### What to work on
Pick out each line below containing "olive".

____

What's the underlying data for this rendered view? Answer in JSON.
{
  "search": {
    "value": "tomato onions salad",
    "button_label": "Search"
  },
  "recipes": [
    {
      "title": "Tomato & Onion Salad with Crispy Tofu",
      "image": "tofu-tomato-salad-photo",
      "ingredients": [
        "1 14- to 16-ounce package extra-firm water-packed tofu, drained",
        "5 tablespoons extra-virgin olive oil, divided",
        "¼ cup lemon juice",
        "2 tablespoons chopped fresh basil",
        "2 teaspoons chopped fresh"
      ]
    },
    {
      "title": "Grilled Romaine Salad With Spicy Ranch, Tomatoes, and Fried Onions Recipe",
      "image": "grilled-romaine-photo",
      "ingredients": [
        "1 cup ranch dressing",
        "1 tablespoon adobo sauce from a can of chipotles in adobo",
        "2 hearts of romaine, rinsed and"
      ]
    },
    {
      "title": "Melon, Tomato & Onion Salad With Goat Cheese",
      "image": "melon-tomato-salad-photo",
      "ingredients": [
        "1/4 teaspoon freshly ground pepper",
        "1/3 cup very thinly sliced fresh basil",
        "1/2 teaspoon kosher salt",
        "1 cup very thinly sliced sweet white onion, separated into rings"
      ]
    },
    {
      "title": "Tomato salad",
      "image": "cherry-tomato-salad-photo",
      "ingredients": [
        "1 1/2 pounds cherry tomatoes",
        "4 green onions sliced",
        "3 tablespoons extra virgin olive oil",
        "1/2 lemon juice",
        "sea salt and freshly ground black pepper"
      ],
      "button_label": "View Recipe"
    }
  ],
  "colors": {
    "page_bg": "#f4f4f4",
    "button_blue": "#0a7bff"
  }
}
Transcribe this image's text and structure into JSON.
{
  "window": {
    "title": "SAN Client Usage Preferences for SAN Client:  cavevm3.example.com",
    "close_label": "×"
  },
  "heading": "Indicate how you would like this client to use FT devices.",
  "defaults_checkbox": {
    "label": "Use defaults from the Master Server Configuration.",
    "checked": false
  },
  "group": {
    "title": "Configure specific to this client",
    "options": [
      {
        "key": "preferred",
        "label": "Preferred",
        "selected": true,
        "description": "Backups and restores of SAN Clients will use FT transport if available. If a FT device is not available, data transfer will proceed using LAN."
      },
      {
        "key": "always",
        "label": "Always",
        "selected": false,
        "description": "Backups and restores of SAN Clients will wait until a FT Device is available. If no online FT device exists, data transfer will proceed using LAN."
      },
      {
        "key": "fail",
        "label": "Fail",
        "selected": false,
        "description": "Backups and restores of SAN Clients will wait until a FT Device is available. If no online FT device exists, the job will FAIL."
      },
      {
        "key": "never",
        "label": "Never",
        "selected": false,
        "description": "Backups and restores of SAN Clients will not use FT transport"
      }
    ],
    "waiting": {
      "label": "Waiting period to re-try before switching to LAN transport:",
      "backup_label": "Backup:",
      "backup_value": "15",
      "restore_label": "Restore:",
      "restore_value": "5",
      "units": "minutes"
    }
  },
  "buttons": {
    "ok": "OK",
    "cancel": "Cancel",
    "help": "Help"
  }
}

____

### Task response
        "5 tablespoons extra-virgin olive oil, divided",
        "3 tablespoons extra virgin olive oil",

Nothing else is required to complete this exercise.